* **Task description**
Give a verbatim copy of the lines below, minus the pictures.

=== Data entries ===

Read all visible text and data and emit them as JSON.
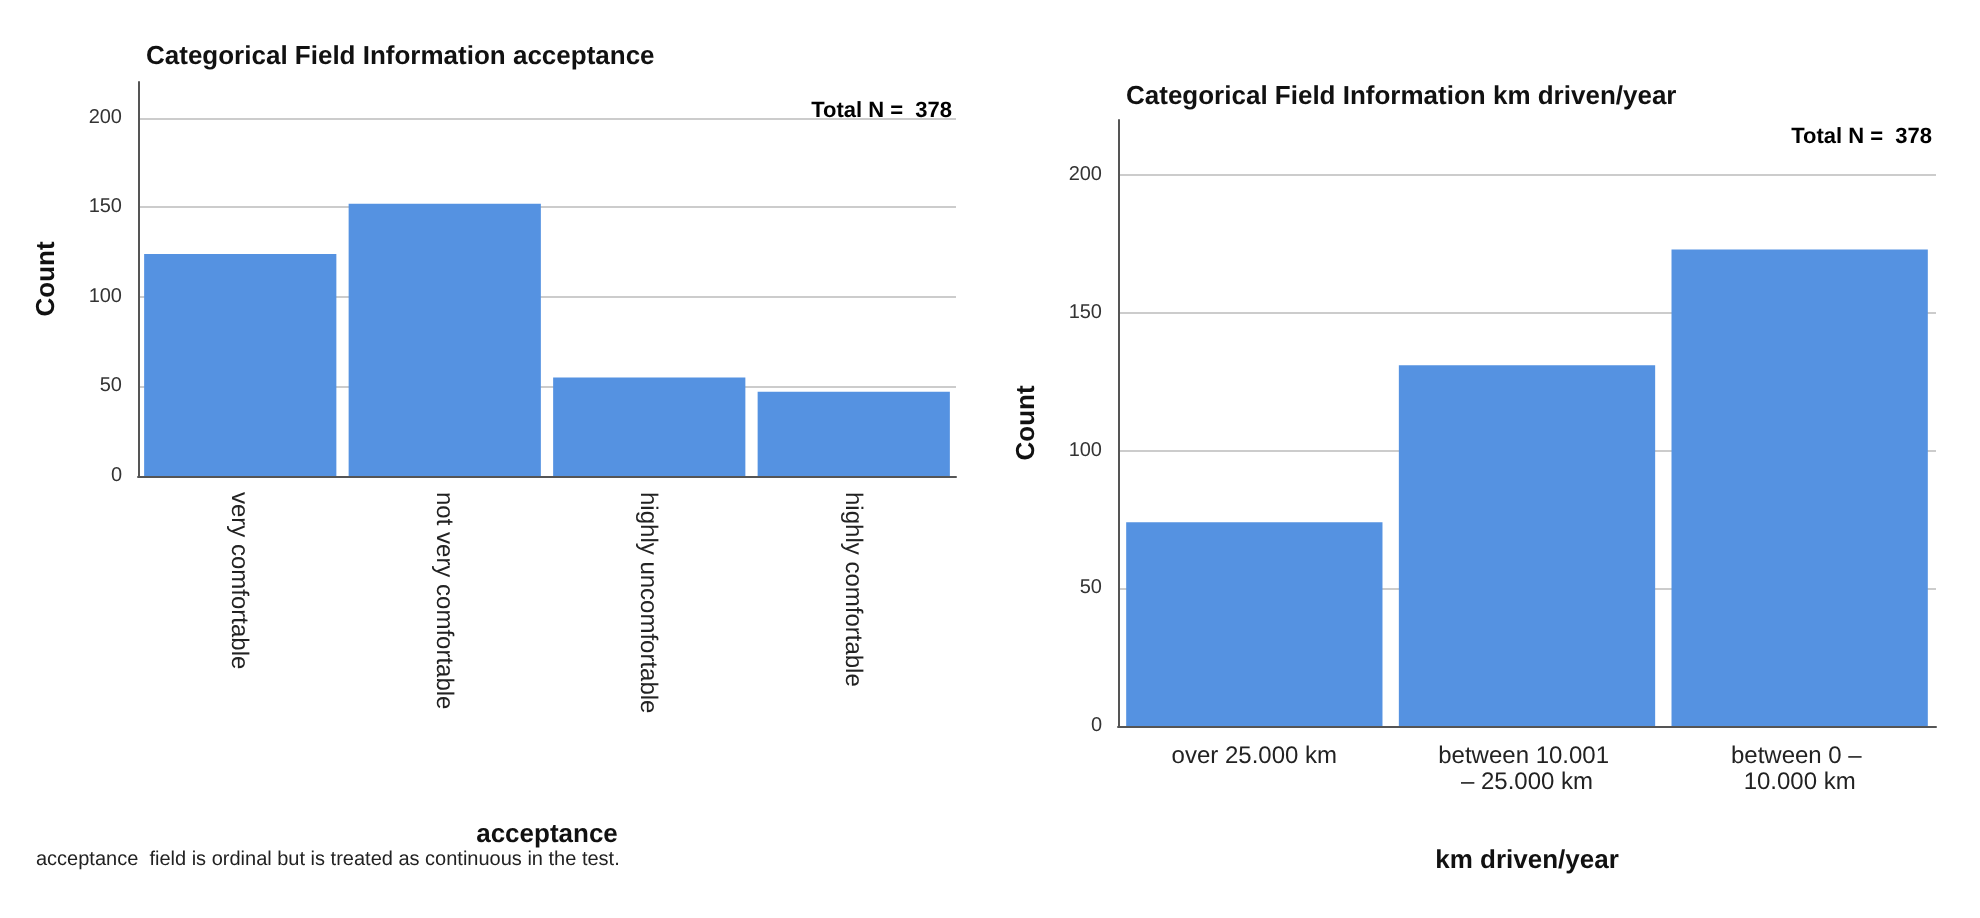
{
  "chart_data": [
    {
      "type": "bar",
      "title": "Categorical Field Information acceptance",
      "xlabel": "acceptance",
      "ylabel": "Count",
      "categories": [
        "very comfortable",
        "not very comfortable",
        "highly uncomfortable",
        "highly comfortable"
      ],
      "values": [
        124,
        152,
        55,
        47
      ],
      "color": "#5592e1",
      "ylim": [
        0,
        220
      ],
      "yticks": [
        0,
        50,
        100,
        150,
        200
      ],
      "grid": "y",
      "annotations": [
        "Total N =  378",
        "acceptance  field is ordinal but is treated as continuous in the test."
      ]
    },
    {
      "type": "bar",
      "title": "Categorical Field Information km driven/year",
      "xlabel": "km driven/year",
      "ylabel": "Count",
      "categories": [
        "over 25.000 km",
        "between 10.001 – 25.000 km",
        "between 0 – 10.000 km"
      ],
      "values": [
        74,
        131,
        173
      ],
      "color": "#5592e1",
      "ylim": [
        0,
        220
      ],
      "yticks": [
        0,
        50,
        100,
        150,
        200
      ],
      "grid": "y",
      "annotations": [
        "Total N =  378"
      ]
    }
  ]
}
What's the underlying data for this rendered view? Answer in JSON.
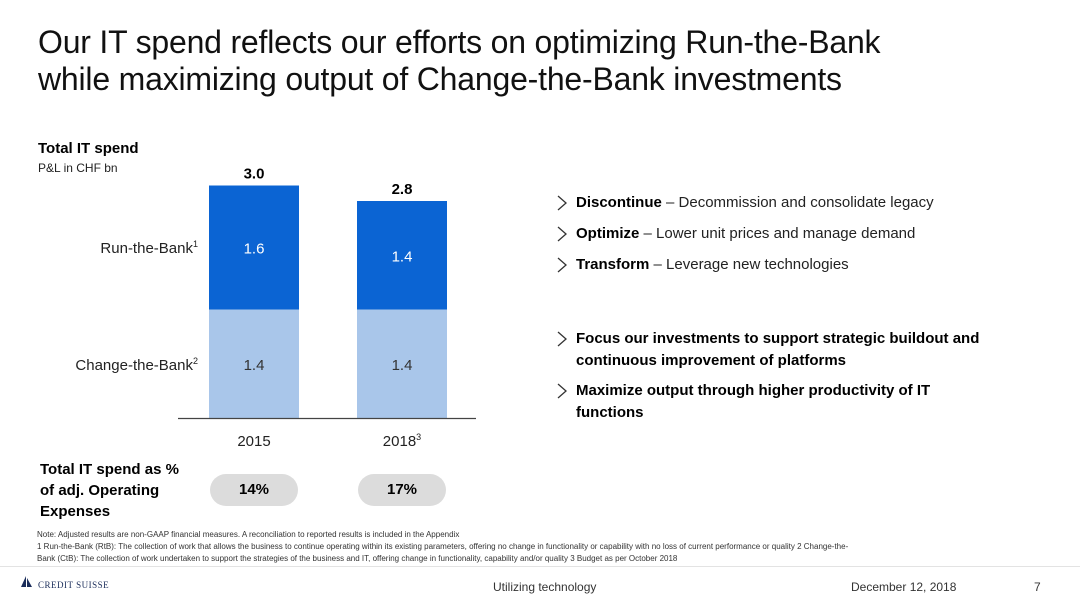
{
  "title": {
    "line1": "Our IT spend reflects our efforts on optimizing Run-the-Bank",
    "line2": "while maximizing output of Change-the-Bank investments"
  },
  "colors": {
    "run_bank": "#0b64d3",
    "change_bank": "#a9c6ea",
    "axis": "#444444",
    "pill": "#dcdcdc"
  },
  "chart_data": {
    "type": "bar",
    "stacked": true,
    "title": "Total IT spend",
    "subtitle": "P&L in CHF bn",
    "categories": [
      "2015",
      "2018"
    ],
    "category_superscripts": [
      "",
      "3"
    ],
    "series": [
      {
        "name": "Change-the-Bank",
        "superscript": "2",
        "values": [
          1.4,
          1.4
        ],
        "labels": [
          "1.4",
          "1.4"
        ]
      },
      {
        "name": "Run-the-Bank",
        "superscript": "1",
        "values": [
          1.6,
          1.4
        ],
        "labels": [
          "1.6",
          "1.4"
        ]
      }
    ],
    "totals": [
      "3.0",
      "2.8"
    ],
    "ylim": [
      0,
      3.0
    ],
    "legend": "left"
  },
  "bullets_top": [
    {
      "bold": "Discontinue",
      "text": " – Decommission and consolidate legacy"
    },
    {
      "bold": "Optimize",
      "text": " – Lower unit prices and manage demand"
    },
    {
      "bold": "Transform",
      "text": " – Leverage new technologies"
    }
  ],
  "bullets_bottom": [
    {
      "lines": [
        "Focus our investments to support strategic buildout and",
        "continuous improvement of platforms"
      ]
    },
    {
      "lines": [
        "Maximize output through higher productivity of IT",
        "functions"
      ]
    }
  ],
  "ratio": {
    "label_lines": [
      "Total IT spend as %",
      "of adj. Operating",
      "Expenses"
    ],
    "values": [
      "14%",
      "17%"
    ]
  },
  "footnotes": [
    "Note: Adjusted results are non-GAAP financial measures. A reconciliation to reported results is included in the Appendix",
    "1 Run-the-Bank (RtB): The collection of work that allows the business to continue operating within its existing parameters, offering no change in functionality or capability with no loss of current performance or quality     2 Change-the-",
    "Bank (CtB): The collection of work undertaken to support the strategies of the business and IT, offering change in functionality, capability and/or quality     3 Budget as per October 2018"
  ],
  "footer": {
    "logo": "CREDIT SUISSE",
    "section": "Utilizing technology",
    "date": "December 12, 2018",
    "page": "7"
  }
}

===

* **Task result**
Read all visible text and data and emit them as JSON.
{
  "chart_data": [
    {
      "type": "bar",
      "title": "Categorical Field Information acceptance",
      "xlabel": "acceptance",
      "ylabel": "Count",
      "categories": [
        "very comfortable",
        "not very comfortable",
        "highly uncomfortable",
        "highly comfortable"
      ],
      "values": [
        124,
        152,
        55,
        47
      ],
      "color": "#5592e1",
      "ylim": [
        0,
        220
      ],
      "yticks": [
        0,
        50,
        100,
        150,
        200
      ],
      "grid": "y",
      "annotations": [
        "Total N =  378",
        "acceptance  field is ordinal but is treated as continuous in the test."
      ]
    },
    {
      "type": "bar",
      "title": "Categorical Field Information km driven/year",
      "xlabel": "km driven/year",
      "ylabel": "Count",
      "categories": [
        "over 25.000 km",
        "between 10.001 – 25.000 km",
        "between 0 – 10.000 km"
      ],
      "values": [
        74,
        131,
        173
      ],
      "color": "#5592e1",
      "ylim": [
        0,
        220
      ],
      "yticks": [
        0,
        50,
        100,
        150,
        200
      ],
      "grid": "y",
      "annotations": [
        "Total N =  378"
      ]
    }
  ]
}
What's the underlying data for this rendered view? Answer in JSON.
{
  "title": {
    "line1": "Our IT spend reflects our efforts on optimizing Run-the-Bank",
    "line2": "while maximizing output of Change-the-Bank investments"
  },
  "colors": {
    "run_bank": "#0b64d3",
    "change_bank": "#a9c6ea",
    "axis": "#444444",
    "pill": "#dcdcdc"
  },
  "chart_data": {
    "type": "bar",
    "stacked": true,
    "title": "Total IT spend",
    "subtitle": "P&L in CHF bn",
    "categories": [
      "2015",
      "2018"
    ],
    "category_superscripts": [
      "",
      "3"
    ],
    "series": [
      {
        "name": "Change-the-Bank",
        "superscript": "2",
        "values": [
          1.4,
          1.4
        ],
        "labels": [
          "1.4",
          "1.4"
        ]
      },
      {
        "name": "Run-the-Bank",
        "superscript": "1",
        "values": [
          1.6,
          1.4
        ],
        "labels": [
          "1.6",
          "1.4"
        ]
      }
    ],
    "totals": [
      "3.0",
      "2.8"
    ],
    "ylim": [
      0,
      3.0
    ],
    "legend": "left"
  },
  "bullets_top": [
    {
      "bold": "Discontinue",
      "text": " – Decommission and consolidate legacy"
    },
    {
      "bold": "Optimize",
      "text": " – Lower unit prices and manage demand"
    },
    {
      "bold": "Transform",
      "text": " – Leverage new technologies"
    }
  ],
  "bullets_bottom": [
    {
      "lines": [
        "Focus our investments to support strategic buildout and",
        "continuous improvement of platforms"
      ]
    },
    {
      "lines": [
        "Maximize output through higher productivity of IT",
        "functions"
      ]
    }
  ],
  "ratio": {
    "label_lines": [
      "Total IT spend as %",
      "of adj. Operating",
      "Expenses"
    ],
    "values": [
      "14%",
      "17%"
    ]
  },
  "footnotes": [
    "Note: Adjusted results are non-GAAP financial measures. A reconciliation to reported results is included in the Appendix",
    "1 Run-the-Bank (RtB): The collection of work that allows the business to continue operating within its existing parameters, offering no change in functionality or capability with no loss of current performance or quality     2 Change-the-",
    "Bank (CtB): The collection of work undertaken to support the strategies of the business and IT, offering change in functionality, capability and/or quality     3 Budget as per October 2018"
  ],
  "footer": {
    "logo": "CREDIT SUISSE",
    "section": "Utilizing technology",
    "date": "December 12, 2018",
    "page": "7"
  }
}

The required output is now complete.